═════ RECORD EXTRACTS ═════

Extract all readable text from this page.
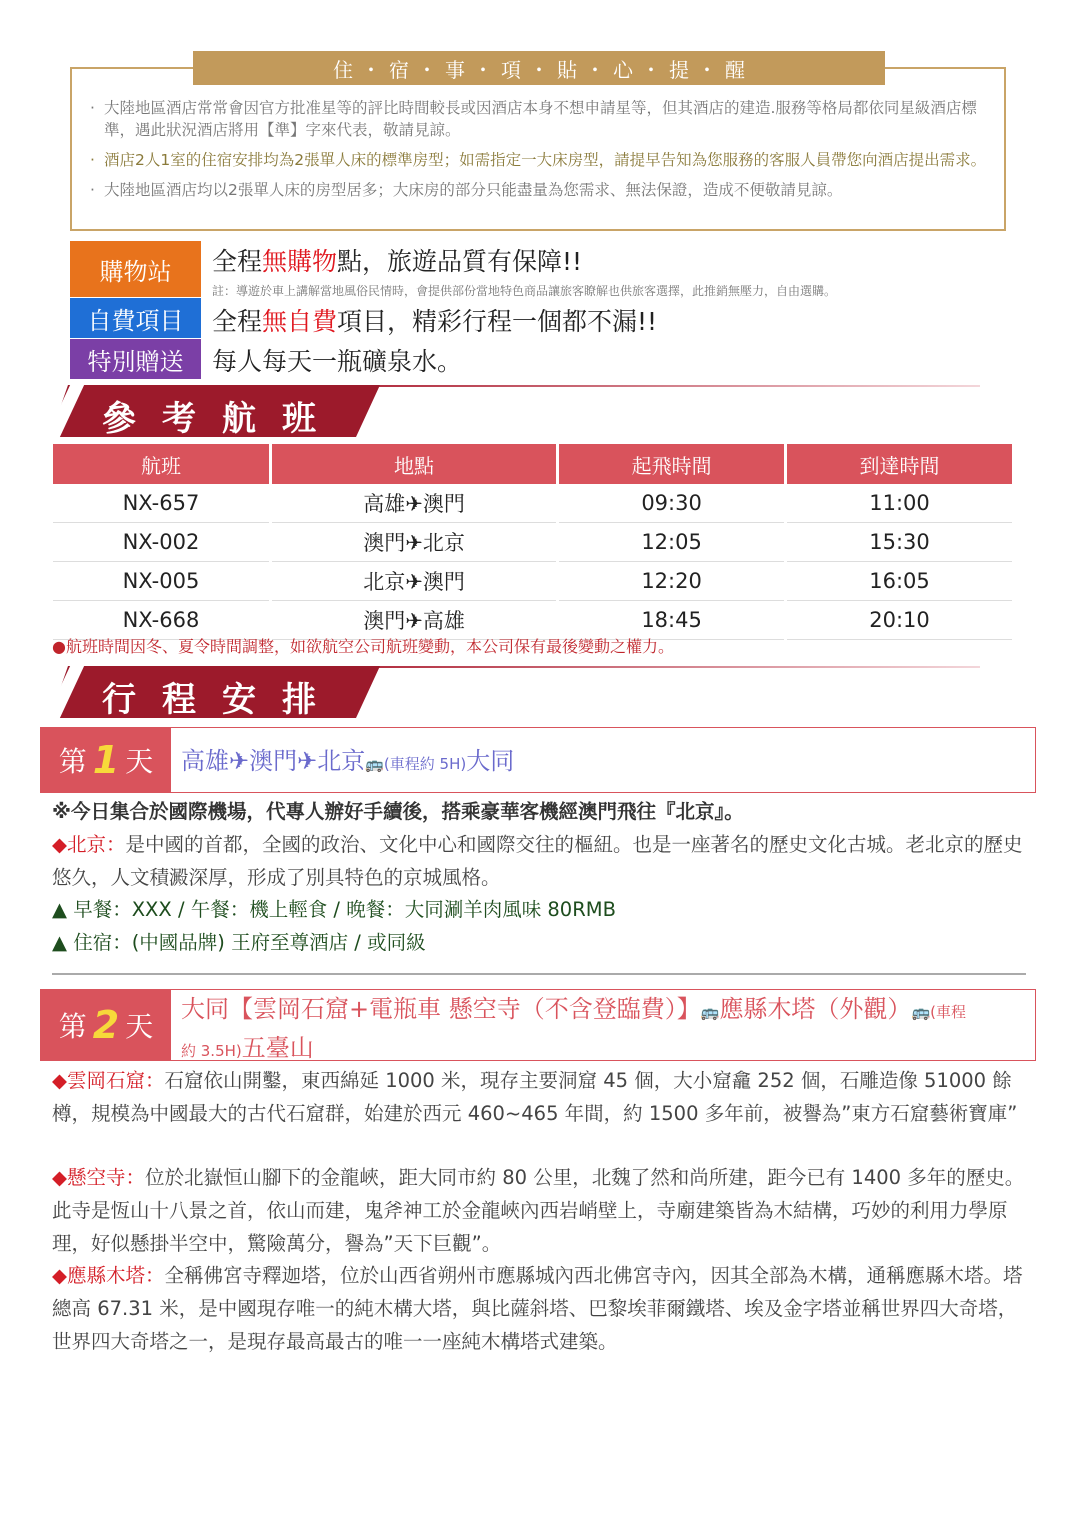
· 大陸地區酒店常常會因官方批准星等的評比時間較長或因酒店本身不想申請星等，但其酒店的建造.服務等格局都依同星級酒店標準，遇此狀況酒店將用【準】字來代表，敬請見諒。
· 酒店2人1室的住宿安排均為2張單人床的標準房型；如需指定一大床房型，請提早告知為您服務的客服人員帶您向酒店提出需求。
· 大陸地區酒店均以2張單人床的房型居多；大床房的部分只能盡量為您需求、無法保證，造成不便敬請見諒。
住 ・ 宿 ・ 事 ・ 項 ・ 貼 ・ 心 ・ 提 ・ 醒
購物站	全程無購物點，旅遊品質有保障!!
註：導遊於車上講解當地風俗民情時，會提供部份當地特色商品讓旅客瞭解也供旅客選擇，此推銷無壓力，自由選購。
自費項目	全程無自費項目，精彩行程一個都不漏!!
特別贈送	每人每天一瓶礦泉水。
參考航班
航班	地點	起飛時間	到達時間
NX-657	高雄✈澳門	09:30	11:00
NX-002	澳門✈北京	12:05	15:30
NX-005	北京✈澳門	12:20	16:05
NX-668	澳門✈高雄	18:45	20:10
●航班時間因冬、夏令時間調整，如欲航空公司航班變動，本公司保有最後變動之權力。
行程安排
第 1 天 高雄✈澳門✈北京🚌(車程約 5H)大同
※今日集合於國際機場，代專人辦好手續後，搭乘豪華客機經澳門飛往『北京』。
◆北京：是中國的首都，全國的政治、文化中心和國際交往的樞紐。也是一座著名的歷史文化古城。老北京的歷史悠久，人文積澱深厚，形成了別具特色的京城風格。
▲ 早餐：XXX / 午餐：機上輕食 / 晚餐：大同涮羊肉風味 80RMB
▲ 住宿：(中國品牌) 王府至尊酒店 / 或同級
第 2 天
大同【雲岡石窟+電瓶車 懸空寺（不含登臨費）】🚌應縣木塔（外觀）🚌(車程
約 3.5H)五臺山
◆雲岡石窟：石窟依山開鑿，東西綿延 1000 米，現存主要洞窟 45 個，大小窟龕 252 個，石雕造像 51000 餘樽，規模為中國最大的古代石窟群，始建於西元 460~465 年間，約 1500 多年前，被譽為”東方石窟藝術寶庫”
◆懸空寺：位於北嶽恒山腳下的金龍峽，距大同市約 80 公里，北魏了然和尚所建，距今已有 1400 多年的歷史。此寺是恆山十八景之首，依山而建，鬼斧神工於金龍峽內西岩峭壁上，寺廟建築皆為木結構，巧妙的利用力學原理，好似懸掛半空中，驚險萬分，譽為”天下巨觀”。
◆應縣木塔：全稱佛宮寺釋迦塔，位於山西省朔州市應縣城內西北佛宮寺內，因其全部為木構，通稱應縣木塔。塔總高 67.31 米，是中國現存唯一的純木構大塔，與比薩斜塔、巴黎埃菲爾鐵塔、埃及金字塔並稱世界四大奇塔，世界四大奇塔之一，是現存最高最古的唯一一座純木構塔式建築。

═════

_DIRECTIONS_: Write out each line of the data that holds the string "雲岡石窟".

_TASK RESPONSE_:
大同【雲岡石窟+電瓶車 懸空寺（不含登臨費）】🚌應縣木塔（外觀）🚌(車程
◆雲岡石窟：石窟依山開鑿，東西綿延 1000 米，現存主要洞窟 45 個，大小窟龕 252 個，石雕造像 51000 餘樽，規模為中國最大的古代石窟群，始建於西元 460~465 年間，約 1500 多年前，被譽為”東方石窟藝術寶庫”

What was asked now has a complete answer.